MATERIAL SUPPLIED -
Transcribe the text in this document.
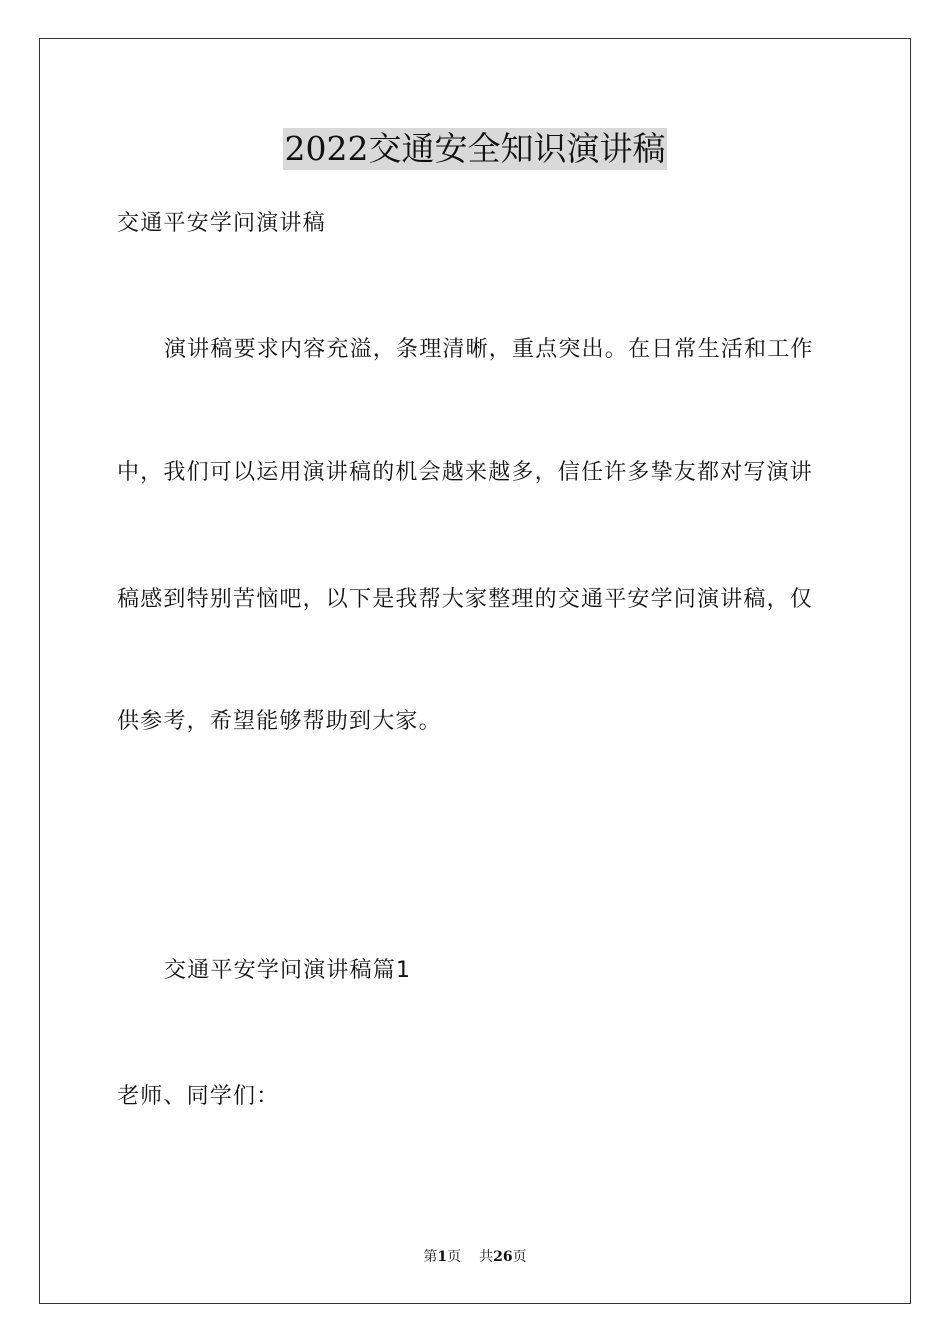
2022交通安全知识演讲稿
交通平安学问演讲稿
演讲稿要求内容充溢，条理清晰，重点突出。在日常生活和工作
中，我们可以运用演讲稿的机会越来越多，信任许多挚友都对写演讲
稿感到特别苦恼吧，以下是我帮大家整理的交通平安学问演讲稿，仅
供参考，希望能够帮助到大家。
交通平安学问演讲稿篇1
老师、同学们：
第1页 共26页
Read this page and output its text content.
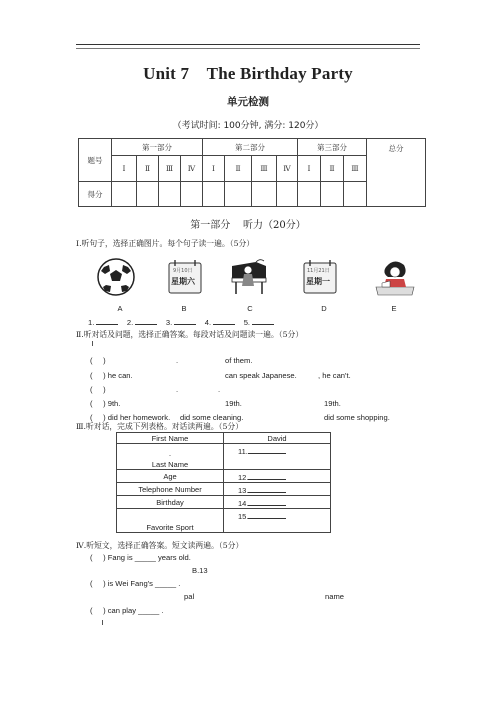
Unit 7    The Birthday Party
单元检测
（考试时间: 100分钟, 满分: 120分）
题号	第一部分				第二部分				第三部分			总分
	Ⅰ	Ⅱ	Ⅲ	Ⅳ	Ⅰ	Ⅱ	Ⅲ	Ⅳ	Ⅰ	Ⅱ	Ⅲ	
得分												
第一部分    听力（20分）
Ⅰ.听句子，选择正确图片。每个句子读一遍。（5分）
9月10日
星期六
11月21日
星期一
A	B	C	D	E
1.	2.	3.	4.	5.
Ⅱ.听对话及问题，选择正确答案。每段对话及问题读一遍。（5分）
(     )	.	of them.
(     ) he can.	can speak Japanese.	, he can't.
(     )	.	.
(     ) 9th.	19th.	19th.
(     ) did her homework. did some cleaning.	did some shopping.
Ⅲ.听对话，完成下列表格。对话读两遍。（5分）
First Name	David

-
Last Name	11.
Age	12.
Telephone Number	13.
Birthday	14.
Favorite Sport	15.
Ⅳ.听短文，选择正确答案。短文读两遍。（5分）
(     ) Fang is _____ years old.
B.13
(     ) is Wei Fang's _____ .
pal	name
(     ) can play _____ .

REQUEST - Copy the material above in full and exactly, skipping pictures.

ANSWER TO THIS PROBLEM -
Transcribe the text in this document.
2022交通安全知识演讲稿
交通平安学问演讲稿
演讲稿要求内容充溢，条理清晰，重点突出。在日常生活和工作
中，我们可以运用演讲稿的机会越来越多，信任许多挚友都对写演讲
稿感到特别苦恼吧，以下是我帮大家整理的交通平安学问演讲稿，仅
供参考，希望能够帮助到大家。
交通平安学问演讲稿篇1
老师、同学们：
第1页 共26页
Read this page and output its text content.
Unit 7    The Birthday Party
单元检测
（考试时间: 100分钟, 满分: 120分）
题号	第一部分				第二部分				第三部分			总分
	Ⅰ	Ⅱ	Ⅲ	Ⅳ	Ⅰ	Ⅱ	Ⅲ	Ⅳ	Ⅰ	Ⅱ	Ⅲ	
得分												
第一部分    听力（20分）
Ⅰ.听句子，选择正确图片。每个句子读一遍。（5分）
9月10日
星期六
11月21日
星期一
A	B	C	D	E
1.	2.	3.	4.	5.
Ⅱ.听对话及问题，选择正确答案。每段对话及问题读一遍。（5分）
(     )	.	of them.
(     ) he can.	can speak Japanese.	, he can't.
(     )	.	.
(     ) 9th.	19th.	19th.
(     ) did her homework. did some cleaning.	did some shopping.
Ⅲ.听对话，完成下列表格。对话读两遍。（5分）
First Name	David

-
Last Name	11.
Age	12.
Telephone Number	13.
Birthday	14.
Favorite Sport	15.
Ⅳ.听短文，选择正确答案。短文读两遍。（5分）
(     ) Fang is _____ years old.
B.13
(     ) is Wei Fang's _____ .
pal	name
(     ) can play _____ .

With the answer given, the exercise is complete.